= Recorded data =
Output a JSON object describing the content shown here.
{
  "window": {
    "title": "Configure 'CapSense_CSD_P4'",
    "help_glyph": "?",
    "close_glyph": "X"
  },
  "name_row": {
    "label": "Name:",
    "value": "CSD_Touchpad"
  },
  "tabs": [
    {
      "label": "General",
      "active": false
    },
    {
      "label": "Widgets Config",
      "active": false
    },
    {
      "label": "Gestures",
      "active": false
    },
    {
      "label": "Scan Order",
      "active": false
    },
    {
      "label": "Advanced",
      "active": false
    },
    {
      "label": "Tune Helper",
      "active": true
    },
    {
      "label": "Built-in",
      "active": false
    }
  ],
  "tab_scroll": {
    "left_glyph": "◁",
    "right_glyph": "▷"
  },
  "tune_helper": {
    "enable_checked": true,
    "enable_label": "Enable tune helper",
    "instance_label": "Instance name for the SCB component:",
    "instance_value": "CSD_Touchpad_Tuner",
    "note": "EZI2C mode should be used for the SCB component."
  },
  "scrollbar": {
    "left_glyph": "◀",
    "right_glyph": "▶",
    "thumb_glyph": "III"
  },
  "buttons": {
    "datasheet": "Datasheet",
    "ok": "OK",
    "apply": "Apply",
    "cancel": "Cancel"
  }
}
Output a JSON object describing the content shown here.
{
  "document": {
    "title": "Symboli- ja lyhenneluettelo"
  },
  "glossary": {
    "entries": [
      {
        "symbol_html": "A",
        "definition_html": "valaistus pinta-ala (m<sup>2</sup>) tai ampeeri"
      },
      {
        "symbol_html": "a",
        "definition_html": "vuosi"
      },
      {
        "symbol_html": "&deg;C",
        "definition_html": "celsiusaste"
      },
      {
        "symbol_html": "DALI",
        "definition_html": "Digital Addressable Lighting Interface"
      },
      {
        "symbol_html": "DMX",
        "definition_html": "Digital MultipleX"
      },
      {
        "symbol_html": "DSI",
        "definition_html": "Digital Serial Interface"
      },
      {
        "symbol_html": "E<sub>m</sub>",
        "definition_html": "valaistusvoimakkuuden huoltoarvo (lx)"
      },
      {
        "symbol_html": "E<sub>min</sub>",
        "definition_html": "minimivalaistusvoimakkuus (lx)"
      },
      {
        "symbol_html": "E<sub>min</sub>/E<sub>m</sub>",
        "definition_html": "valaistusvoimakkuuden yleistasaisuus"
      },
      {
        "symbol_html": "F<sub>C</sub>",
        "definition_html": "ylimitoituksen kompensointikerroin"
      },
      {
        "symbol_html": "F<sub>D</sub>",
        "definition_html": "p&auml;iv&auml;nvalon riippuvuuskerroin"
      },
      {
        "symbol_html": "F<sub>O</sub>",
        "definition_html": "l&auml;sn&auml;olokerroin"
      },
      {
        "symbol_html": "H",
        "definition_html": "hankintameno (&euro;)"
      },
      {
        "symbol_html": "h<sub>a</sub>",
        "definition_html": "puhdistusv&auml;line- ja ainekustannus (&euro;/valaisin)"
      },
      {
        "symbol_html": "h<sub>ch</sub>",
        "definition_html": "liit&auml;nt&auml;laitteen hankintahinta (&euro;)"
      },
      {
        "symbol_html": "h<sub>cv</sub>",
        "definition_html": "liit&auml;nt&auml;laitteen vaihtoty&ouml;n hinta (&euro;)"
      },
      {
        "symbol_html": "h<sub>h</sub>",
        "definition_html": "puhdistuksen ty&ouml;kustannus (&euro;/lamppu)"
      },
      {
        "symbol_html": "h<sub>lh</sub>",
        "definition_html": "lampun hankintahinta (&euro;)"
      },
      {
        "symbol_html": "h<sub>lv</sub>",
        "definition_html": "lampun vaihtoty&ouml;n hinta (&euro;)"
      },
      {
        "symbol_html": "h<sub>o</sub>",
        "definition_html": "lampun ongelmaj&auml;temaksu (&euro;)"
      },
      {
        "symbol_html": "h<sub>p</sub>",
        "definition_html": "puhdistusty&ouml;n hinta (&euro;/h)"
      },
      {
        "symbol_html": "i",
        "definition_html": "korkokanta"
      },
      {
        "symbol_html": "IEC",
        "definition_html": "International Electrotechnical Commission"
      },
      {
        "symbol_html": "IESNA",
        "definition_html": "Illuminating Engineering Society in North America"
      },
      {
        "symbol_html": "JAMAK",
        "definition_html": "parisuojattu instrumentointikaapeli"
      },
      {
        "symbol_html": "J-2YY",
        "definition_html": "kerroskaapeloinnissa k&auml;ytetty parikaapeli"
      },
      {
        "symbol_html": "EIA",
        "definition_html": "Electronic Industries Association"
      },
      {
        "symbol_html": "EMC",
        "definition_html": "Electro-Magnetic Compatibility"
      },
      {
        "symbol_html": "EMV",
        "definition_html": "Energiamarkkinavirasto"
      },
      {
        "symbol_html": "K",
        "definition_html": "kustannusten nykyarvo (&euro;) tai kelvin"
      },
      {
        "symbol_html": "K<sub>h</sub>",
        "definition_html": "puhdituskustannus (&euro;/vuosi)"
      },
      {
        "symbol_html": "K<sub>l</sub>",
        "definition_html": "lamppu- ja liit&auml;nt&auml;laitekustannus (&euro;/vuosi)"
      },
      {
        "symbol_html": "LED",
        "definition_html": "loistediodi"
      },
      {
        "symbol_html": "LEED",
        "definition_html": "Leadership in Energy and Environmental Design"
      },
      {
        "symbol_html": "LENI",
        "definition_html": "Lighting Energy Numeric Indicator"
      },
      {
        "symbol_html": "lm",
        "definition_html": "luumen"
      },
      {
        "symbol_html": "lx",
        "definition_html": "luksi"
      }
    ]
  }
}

= Exercise aim =
Retype the data exactly as given.

= Task output =
Output a JSON object describing the content shown here.
{
  "window": {
    "title": "Configure 'CapSense_CSD_P4'",
    "help_glyph": "?",
    "close_glyph": "X"
  },
  "name_row": {
    "label": "Name:",
    "value": "CSD_Touchpad"
  },
  "tabs": [
    {
      "label": "General",
      "active": false
    },
    {
      "label": "Widgets Config",
      "active": false
    },
    {
      "label": "Gestures",
      "active": false
    },
    {
      "label": "Scan Order",
      "active": false
    },
    {
      "label": "Advanced",
      "active": false
    },
    {
      "label": "Tune Helper",
      "active": true
    },
    {
      "label": "Built-in",
      "active": false
    }
  ],
  "tab_scroll": {
    "left_glyph": "◁",
    "right_glyph": "▷"
  },
  "tune_helper": {
    "enable_checked": true,
    "enable_label": "Enable tune helper",
    "instance_label": "Instance name for the SCB component:",
    "instance_value": "CSD_Touchpad_Tuner",
    "note": "EZI2C mode should be used for the SCB component."
  },
  "scrollbar": {
    "left_glyph": "◀",
    "right_glyph": "▶",
    "thumb_glyph": "III"
  },
  "buttons": {
    "datasheet": "Datasheet",
    "ok": "OK",
    "apply": "Apply",
    "cancel": "Cancel"
  }
}
Output a JSON object describing the content shown here.
{
  "document": {
    "title": "Symboli- ja lyhenneluettelo"
  },
  "glossary": {
    "entries": [
      {
        "symbol_html": "A",
        "definition_html": "valaistus pinta-ala (m<sup>2</sup>) tai ampeeri"
      },
      {
        "symbol_html": "a",
        "definition_html": "vuosi"
      },
      {
        "symbol_html": "&deg;C",
        "definition_html": "celsiusaste"
      },
      {
        "symbol_html": "DALI",
        "definition_html": "Digital Addressable Lighting Interface"
      },
      {
        "symbol_html": "DMX",
        "definition_html": "Digital MultipleX"
      },
      {
        "symbol_html": "DSI",
        "definition_html": "Digital Serial Interface"
      },
      {
        "symbol_html": "E<sub>m</sub>",
        "definition_html": "valaistusvoimakkuuden huoltoarvo (lx)"
      },
      {
        "symbol_html": "E<sub>min</sub>",
        "definition_html": "minimivalaistusvoimakkuus (lx)"
      },
      {
        "symbol_html": "E<sub>min</sub>/E<sub>m</sub>",
        "definition_html": "valaistusvoimakkuuden yleistasaisuus"
      },
      {
        "symbol_html": "F<sub>C</sub>",
        "definition_html": "ylimitoituksen kompensointikerroin"
      },
      {
        "symbol_html": "F<sub>D</sub>",
        "definition_html": "p&auml;iv&auml;nvalon riippuvuuskerroin"
      },
      {
        "symbol_html": "F<sub>O</sub>",
        "definition_html": "l&auml;sn&auml;olokerroin"
      },
      {
        "symbol_html": "H",
        "definition_html": "hankintameno (&euro;)"
      },
      {
        "symbol_html": "h<sub>a</sub>",
        "definition_html": "puhdistusv&auml;line- ja ainekustannus (&euro;/valaisin)"
      },
      {
        "symbol_html": "h<sub>ch</sub>",
        "definition_html": "liit&auml;nt&auml;laitteen hankintahinta (&euro;)"
      },
      {
        "symbol_html": "h<sub>cv</sub>",
        "definition_html": "liit&auml;nt&auml;laitteen vaihtoty&ouml;n hinta (&euro;)"
      },
      {
        "symbol_html": "h<sub>h</sub>",
        "definition_html": "puhdistuksen ty&ouml;kustannus (&euro;/lamppu)"
      },
      {
        "symbol_html": "h<sub>lh</sub>",
        "definition_html": "lampun hankintahinta (&euro;)"
      },
      {
        "symbol_html": "h<sub>lv</sub>",
        "definition_html": "lampun vaihtoty&ouml;n hinta (&euro;)"
      },
      {
        "symbol_html": "h<sub>o</sub>",
        "definition_html": "lampun ongelmaj&auml;temaksu (&euro;)"
      },
      {
        "symbol_html": "h<sub>p</sub>",
        "definition_html": "puhdistusty&ouml;n hinta (&euro;/h)"
      },
      {
        "symbol_html": "i",
        "definition_html": "korkokanta"
      },
      {
        "symbol_html": "IEC",
        "definition_html": "International Electrotechnical Commission"
      },
      {
        "symbol_html": "IESNA",
        "definition_html": "Illuminating Engineering Society in North America"
      },
      {
        "symbol_html": "JAMAK",
        "definition_html": "parisuojattu instrumentointikaapeli"
      },
      {
        "symbol_html": "J-2YY",
        "definition_html": "kerroskaapeloinnissa k&auml;ytetty parikaapeli"
      },
      {
        "symbol_html": "EIA",
        "definition_html": "Electronic Industries Association"
      },
      {
        "symbol_html": "EMC",
        "definition_html": "Electro-Magnetic Compatibility"
      },
      {
        "symbol_html": "EMV",
        "definition_html": "Energiamarkkinavirasto"
      },
      {
        "symbol_html": "K",
        "definition_html": "kustannusten nykyarvo (&euro;) tai kelvin"
      },
      {
        "symbol_html": "K<sub>h</sub>",
        "definition_html": "puhdituskustannus (&euro;/vuosi)"
      },
      {
        "symbol_html": "K<sub>l</sub>",
        "definition_html": "lamppu- ja liit&auml;nt&auml;laitekustannus (&euro;/vuosi)"
      },
      {
        "symbol_html": "LED",
        "definition_html": "loistediodi"
      },
      {
        "symbol_html": "LEED",
        "definition_html": "Leadership in Energy and Environmental Design"
      },
      {
        "symbol_html": "LENI",
        "definition_html": "Lighting Energy Numeric Indicator"
      },
      {
        "symbol_html": "lm",
        "definition_html": "luumen"
      },
      {
        "symbol_html": "lx",
        "definition_html": "luksi"
      }
    ]
  }
}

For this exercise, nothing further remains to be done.